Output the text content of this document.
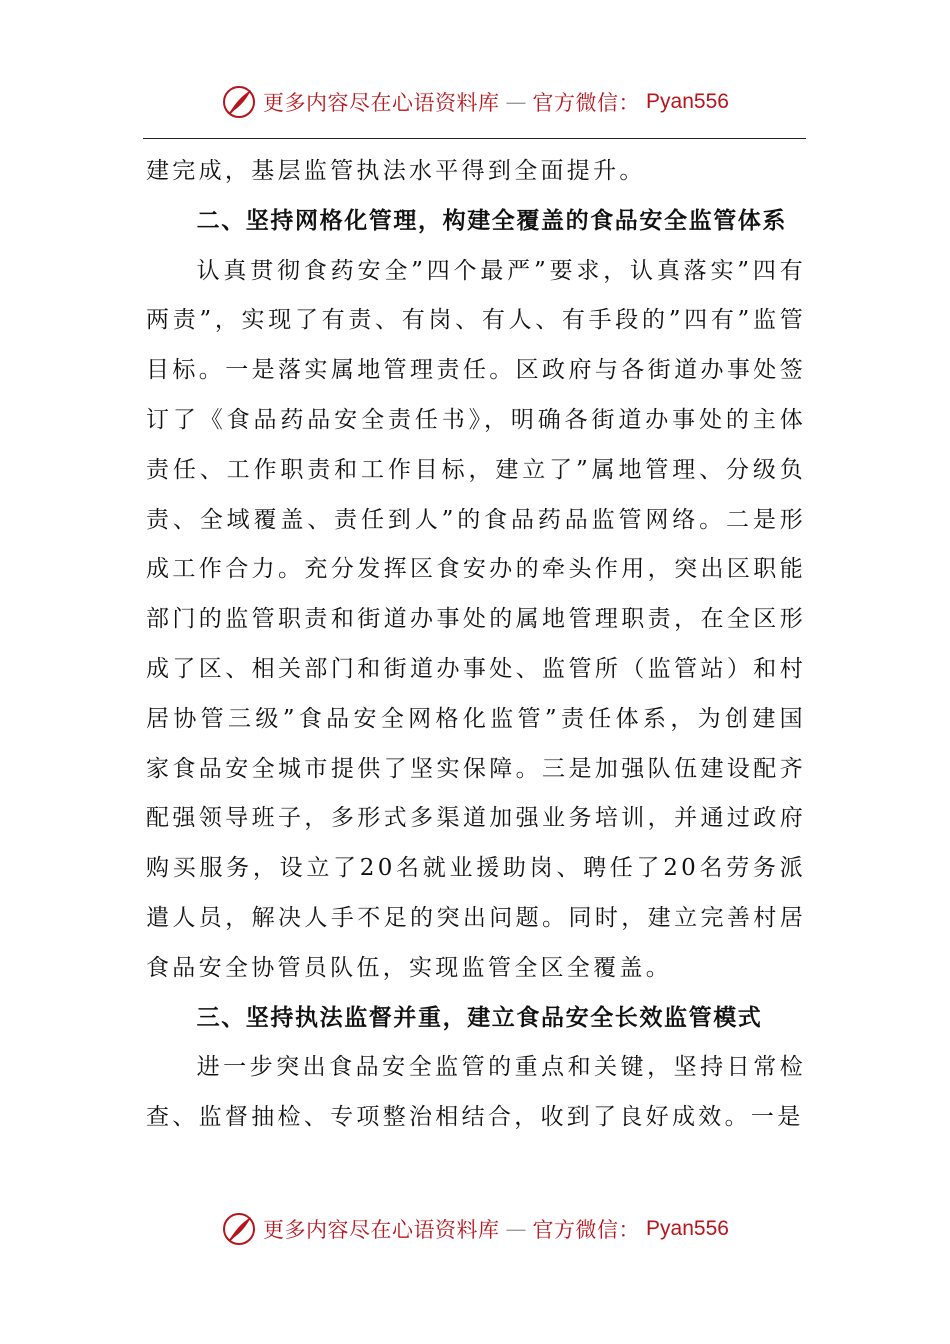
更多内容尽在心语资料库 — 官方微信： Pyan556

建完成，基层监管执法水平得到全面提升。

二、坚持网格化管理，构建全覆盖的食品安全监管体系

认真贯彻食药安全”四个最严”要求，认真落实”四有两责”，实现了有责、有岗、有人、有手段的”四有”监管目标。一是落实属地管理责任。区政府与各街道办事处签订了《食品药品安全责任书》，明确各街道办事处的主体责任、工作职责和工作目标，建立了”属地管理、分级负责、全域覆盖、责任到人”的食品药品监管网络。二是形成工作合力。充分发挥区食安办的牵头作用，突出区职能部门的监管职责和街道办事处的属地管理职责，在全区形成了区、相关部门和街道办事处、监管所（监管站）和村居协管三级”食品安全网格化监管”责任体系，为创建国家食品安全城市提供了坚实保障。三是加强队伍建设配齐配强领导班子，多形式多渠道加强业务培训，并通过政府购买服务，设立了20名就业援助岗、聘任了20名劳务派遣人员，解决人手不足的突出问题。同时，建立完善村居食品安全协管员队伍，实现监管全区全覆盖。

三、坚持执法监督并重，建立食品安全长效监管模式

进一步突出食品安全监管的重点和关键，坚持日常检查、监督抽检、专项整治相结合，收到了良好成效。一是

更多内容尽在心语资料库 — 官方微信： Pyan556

■ **Exercise requirements**
Reproduce the listing word for word and omit its pictures.

■ **Reply**
Output the text content of this document.
更多内容尽在心语资料库 — 官方微信： Pyan556

建完成，基层监管执法水平得到全面提升。

二、坚持网格化管理，构建全覆盖的食品安全监管体系

认真贯彻食药安全”四个最严”要求，认真落实”四有两责”，实现了有责、有岗、有人、有手段的”四有”监管目标。一是落实属地管理责任。区政府与各街道办事处签订了《食品药品安全责任书》，明确各街道办事处的主体责任、工作职责和工作目标，建立了”属地管理、分级负责、全域覆盖、责任到人”的食品药品监管网络。二是形成工作合力。充分发挥区食安办的牵头作用，突出区职能部门的监管职责和街道办事处的属地管理职责，在全区形成了区、相关部门和街道办事处、监管所（监管站）和村居协管三级”食品安全网格化监管”责任体系，为创建国家食品安全城市提供了坚实保障。三是加强队伍建设配齐配强领导班子，多形式多渠道加强业务培训，并通过政府购买服务，设立了20名就业援助岗、聘任了20名劳务派遣人员，解决人手不足的突出问题。同时，建立完善村居食品安全协管员队伍，实现监管全区全覆盖。

三、坚持执法监督并重，建立食品安全长效监管模式

进一步突出食品安全监管的重点和关键，坚持日常检查、监督抽检、专项整治相结合，收到了良好成效。一是

更多内容尽在心语资料库 — 官方微信： Pyan556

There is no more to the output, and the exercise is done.